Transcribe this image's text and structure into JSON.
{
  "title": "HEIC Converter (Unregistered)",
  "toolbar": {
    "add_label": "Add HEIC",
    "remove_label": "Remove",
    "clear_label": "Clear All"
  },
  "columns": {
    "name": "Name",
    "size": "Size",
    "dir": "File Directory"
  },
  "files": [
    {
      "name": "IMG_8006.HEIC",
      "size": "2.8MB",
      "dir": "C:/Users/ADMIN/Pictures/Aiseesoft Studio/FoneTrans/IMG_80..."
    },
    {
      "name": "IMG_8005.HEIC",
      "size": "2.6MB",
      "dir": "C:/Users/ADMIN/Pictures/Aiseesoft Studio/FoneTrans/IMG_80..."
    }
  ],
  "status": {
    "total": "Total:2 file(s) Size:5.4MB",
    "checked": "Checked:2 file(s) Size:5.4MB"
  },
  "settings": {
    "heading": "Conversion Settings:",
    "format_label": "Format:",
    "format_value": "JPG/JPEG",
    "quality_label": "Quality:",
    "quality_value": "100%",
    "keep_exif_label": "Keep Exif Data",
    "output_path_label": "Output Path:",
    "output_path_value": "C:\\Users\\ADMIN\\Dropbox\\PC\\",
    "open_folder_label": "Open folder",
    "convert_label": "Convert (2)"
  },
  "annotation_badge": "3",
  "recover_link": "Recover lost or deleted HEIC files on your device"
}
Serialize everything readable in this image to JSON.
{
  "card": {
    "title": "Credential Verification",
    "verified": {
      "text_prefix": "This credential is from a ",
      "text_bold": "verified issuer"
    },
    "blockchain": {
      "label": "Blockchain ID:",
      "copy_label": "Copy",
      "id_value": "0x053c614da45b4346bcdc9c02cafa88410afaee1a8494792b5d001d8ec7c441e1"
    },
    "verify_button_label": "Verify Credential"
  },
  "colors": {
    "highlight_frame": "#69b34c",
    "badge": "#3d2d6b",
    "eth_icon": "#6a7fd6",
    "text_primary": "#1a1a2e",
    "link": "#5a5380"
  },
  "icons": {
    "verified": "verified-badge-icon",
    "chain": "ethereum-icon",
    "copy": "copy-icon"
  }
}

++++

Find the word "image" in the entries, and copy every line it shows up in.

■ Solved problem:
Transcribe this image's text and structure into JSON.
Serialize everything readable in this image to JSON.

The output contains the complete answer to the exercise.